++++ GIVEN DATA ++++
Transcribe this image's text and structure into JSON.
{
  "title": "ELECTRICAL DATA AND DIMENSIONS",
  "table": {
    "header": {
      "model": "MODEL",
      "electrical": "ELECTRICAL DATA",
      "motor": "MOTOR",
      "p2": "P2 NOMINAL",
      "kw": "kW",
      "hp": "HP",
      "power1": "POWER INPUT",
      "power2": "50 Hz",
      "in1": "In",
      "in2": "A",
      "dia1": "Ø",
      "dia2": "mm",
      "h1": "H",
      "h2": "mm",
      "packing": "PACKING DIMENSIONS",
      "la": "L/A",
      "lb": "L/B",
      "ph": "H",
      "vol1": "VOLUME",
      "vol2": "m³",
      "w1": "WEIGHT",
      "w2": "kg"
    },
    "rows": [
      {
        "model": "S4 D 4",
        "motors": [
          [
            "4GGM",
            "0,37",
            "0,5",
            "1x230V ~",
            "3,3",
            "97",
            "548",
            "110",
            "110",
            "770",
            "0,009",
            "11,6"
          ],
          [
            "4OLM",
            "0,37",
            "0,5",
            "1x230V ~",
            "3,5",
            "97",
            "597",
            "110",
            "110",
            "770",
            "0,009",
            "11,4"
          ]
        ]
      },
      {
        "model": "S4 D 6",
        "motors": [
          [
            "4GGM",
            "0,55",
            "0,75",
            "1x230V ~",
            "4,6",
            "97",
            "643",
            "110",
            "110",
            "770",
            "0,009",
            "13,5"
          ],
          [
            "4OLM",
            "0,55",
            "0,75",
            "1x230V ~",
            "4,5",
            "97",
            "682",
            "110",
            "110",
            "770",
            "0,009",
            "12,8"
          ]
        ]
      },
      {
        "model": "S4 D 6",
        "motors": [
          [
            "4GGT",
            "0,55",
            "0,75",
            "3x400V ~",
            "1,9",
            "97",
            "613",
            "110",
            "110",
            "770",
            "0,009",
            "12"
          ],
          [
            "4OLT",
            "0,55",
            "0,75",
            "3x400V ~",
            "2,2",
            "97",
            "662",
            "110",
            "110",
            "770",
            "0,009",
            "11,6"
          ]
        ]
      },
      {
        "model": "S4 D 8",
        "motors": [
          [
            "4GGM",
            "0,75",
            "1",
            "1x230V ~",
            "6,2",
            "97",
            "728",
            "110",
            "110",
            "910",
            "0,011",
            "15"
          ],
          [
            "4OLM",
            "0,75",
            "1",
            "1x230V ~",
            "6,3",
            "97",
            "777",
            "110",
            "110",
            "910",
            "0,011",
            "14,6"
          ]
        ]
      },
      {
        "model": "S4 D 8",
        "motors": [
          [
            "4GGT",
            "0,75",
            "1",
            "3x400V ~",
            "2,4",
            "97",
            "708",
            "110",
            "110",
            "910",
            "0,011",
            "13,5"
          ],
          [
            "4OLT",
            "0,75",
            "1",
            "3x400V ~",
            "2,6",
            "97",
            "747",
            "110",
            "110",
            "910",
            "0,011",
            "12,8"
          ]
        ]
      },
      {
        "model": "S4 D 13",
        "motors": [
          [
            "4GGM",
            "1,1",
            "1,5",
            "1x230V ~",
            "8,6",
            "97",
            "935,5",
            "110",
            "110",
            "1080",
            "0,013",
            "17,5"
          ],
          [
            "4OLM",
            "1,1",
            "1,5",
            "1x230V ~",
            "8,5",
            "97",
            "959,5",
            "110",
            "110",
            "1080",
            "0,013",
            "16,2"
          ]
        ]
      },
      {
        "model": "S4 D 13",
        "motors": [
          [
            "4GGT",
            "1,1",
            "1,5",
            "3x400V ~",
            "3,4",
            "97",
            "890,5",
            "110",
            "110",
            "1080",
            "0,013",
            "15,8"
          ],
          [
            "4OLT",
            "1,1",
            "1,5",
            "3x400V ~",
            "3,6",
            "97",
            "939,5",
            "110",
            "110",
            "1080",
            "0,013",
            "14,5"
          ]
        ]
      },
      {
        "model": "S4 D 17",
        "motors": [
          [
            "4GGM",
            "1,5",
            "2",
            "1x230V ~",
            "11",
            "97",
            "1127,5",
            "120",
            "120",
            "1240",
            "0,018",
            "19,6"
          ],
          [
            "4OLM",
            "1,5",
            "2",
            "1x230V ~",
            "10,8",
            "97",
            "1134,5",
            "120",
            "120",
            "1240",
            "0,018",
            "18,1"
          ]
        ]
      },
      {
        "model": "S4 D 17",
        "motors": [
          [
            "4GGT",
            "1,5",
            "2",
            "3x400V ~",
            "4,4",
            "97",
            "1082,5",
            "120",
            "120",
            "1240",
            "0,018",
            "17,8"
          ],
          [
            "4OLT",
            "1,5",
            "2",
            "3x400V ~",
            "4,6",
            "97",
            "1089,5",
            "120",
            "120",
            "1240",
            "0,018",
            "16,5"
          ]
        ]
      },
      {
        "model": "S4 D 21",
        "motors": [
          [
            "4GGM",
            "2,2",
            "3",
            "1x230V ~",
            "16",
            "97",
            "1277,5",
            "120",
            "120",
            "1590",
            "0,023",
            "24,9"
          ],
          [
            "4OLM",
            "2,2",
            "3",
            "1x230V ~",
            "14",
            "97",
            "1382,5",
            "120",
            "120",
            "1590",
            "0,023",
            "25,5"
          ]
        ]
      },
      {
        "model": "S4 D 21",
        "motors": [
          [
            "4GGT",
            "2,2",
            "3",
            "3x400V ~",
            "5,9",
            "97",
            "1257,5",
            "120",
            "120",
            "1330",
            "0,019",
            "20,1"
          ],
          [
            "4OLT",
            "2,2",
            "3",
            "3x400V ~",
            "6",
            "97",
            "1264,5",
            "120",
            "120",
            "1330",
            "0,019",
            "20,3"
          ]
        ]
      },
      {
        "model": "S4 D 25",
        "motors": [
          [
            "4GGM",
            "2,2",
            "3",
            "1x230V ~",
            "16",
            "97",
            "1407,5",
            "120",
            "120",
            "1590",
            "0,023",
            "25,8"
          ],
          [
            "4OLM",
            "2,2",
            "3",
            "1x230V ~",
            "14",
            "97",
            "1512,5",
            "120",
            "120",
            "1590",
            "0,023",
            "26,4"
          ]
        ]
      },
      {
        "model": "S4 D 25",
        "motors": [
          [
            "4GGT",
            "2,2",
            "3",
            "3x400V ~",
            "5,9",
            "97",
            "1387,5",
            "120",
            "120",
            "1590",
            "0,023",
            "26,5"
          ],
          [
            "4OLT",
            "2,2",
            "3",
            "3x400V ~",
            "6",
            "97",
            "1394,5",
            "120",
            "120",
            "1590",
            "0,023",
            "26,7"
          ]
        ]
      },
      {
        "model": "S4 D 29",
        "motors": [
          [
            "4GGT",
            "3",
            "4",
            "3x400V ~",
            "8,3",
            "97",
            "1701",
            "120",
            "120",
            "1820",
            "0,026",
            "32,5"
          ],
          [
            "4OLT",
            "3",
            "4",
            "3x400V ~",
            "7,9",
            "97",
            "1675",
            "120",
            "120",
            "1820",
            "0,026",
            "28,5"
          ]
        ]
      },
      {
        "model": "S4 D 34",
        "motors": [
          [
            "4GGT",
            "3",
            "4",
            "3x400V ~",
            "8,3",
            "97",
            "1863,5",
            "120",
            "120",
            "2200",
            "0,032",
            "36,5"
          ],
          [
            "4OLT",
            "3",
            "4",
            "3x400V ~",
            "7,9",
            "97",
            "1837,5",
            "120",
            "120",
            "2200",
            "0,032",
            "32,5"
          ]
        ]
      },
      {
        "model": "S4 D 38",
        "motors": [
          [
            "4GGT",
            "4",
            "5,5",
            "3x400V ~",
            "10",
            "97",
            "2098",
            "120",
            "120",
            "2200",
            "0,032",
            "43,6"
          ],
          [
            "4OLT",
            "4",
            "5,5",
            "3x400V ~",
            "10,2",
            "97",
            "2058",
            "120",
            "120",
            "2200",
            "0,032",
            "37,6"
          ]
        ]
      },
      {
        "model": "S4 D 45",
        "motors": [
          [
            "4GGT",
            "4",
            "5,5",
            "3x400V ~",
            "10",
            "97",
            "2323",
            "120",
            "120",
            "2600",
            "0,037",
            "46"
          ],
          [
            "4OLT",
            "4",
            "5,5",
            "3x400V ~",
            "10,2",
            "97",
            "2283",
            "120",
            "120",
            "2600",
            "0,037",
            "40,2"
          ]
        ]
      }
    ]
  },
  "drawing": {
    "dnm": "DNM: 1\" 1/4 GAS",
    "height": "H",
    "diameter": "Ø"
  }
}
++++
* TASK DETAILS
From the records above, pull out each line that has "DIMENSIONS".

* ANSWER IN FULL
  "title": "ELECTRICAL DATA AND DIMENSIONS",
      "packing": "PACKING DIMENSIONS",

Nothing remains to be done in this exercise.